TASK DESCRIPTION | Collect each line of the entries that holds the string "中位数不变".

DATA ROWS |

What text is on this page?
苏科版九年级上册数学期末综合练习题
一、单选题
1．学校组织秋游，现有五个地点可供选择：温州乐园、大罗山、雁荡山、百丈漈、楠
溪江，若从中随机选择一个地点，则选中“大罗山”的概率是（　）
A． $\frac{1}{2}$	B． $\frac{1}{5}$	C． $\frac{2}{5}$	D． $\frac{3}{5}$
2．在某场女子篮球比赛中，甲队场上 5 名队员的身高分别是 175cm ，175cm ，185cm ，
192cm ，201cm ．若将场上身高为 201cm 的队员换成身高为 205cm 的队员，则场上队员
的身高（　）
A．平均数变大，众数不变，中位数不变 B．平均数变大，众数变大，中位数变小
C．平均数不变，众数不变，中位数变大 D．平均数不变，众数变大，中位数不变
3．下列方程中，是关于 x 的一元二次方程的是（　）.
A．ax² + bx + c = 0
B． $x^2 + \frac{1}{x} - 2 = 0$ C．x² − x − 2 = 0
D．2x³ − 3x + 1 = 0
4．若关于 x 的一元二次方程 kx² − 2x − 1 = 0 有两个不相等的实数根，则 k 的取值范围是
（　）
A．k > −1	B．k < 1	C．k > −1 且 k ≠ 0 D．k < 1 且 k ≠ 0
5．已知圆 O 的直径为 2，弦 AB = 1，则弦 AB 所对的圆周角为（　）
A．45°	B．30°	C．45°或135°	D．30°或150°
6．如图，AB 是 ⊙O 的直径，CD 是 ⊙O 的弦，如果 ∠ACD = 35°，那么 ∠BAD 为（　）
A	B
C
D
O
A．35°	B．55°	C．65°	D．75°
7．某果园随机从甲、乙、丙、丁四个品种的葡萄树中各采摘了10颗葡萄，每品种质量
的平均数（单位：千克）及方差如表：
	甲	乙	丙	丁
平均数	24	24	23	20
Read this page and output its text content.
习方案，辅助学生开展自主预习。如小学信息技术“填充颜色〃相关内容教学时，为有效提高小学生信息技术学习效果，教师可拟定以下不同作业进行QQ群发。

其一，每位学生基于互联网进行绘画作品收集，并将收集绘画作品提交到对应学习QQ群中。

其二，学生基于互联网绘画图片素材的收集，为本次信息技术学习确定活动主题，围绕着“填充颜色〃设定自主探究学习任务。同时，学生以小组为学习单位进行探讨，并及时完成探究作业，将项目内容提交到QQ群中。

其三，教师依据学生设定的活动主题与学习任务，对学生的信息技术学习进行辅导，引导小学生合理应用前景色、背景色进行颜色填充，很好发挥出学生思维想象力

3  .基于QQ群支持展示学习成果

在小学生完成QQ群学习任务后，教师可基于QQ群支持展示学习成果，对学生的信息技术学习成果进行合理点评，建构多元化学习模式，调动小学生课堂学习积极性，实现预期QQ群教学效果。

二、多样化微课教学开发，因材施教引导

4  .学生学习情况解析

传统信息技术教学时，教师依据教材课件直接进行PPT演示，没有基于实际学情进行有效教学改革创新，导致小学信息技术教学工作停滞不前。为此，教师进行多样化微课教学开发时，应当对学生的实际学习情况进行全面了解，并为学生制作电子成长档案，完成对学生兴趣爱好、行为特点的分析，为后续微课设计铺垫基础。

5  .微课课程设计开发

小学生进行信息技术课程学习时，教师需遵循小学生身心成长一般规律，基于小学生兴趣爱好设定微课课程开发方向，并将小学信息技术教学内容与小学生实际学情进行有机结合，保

EXERCISE ANSWER |
A．平均数变大，众数不变，中位数不变 B．平均数变大，众数变大，中位数变小
C．平均数不变，众数不变，中位数变大 D．平均数不变，众数变大，中位数不变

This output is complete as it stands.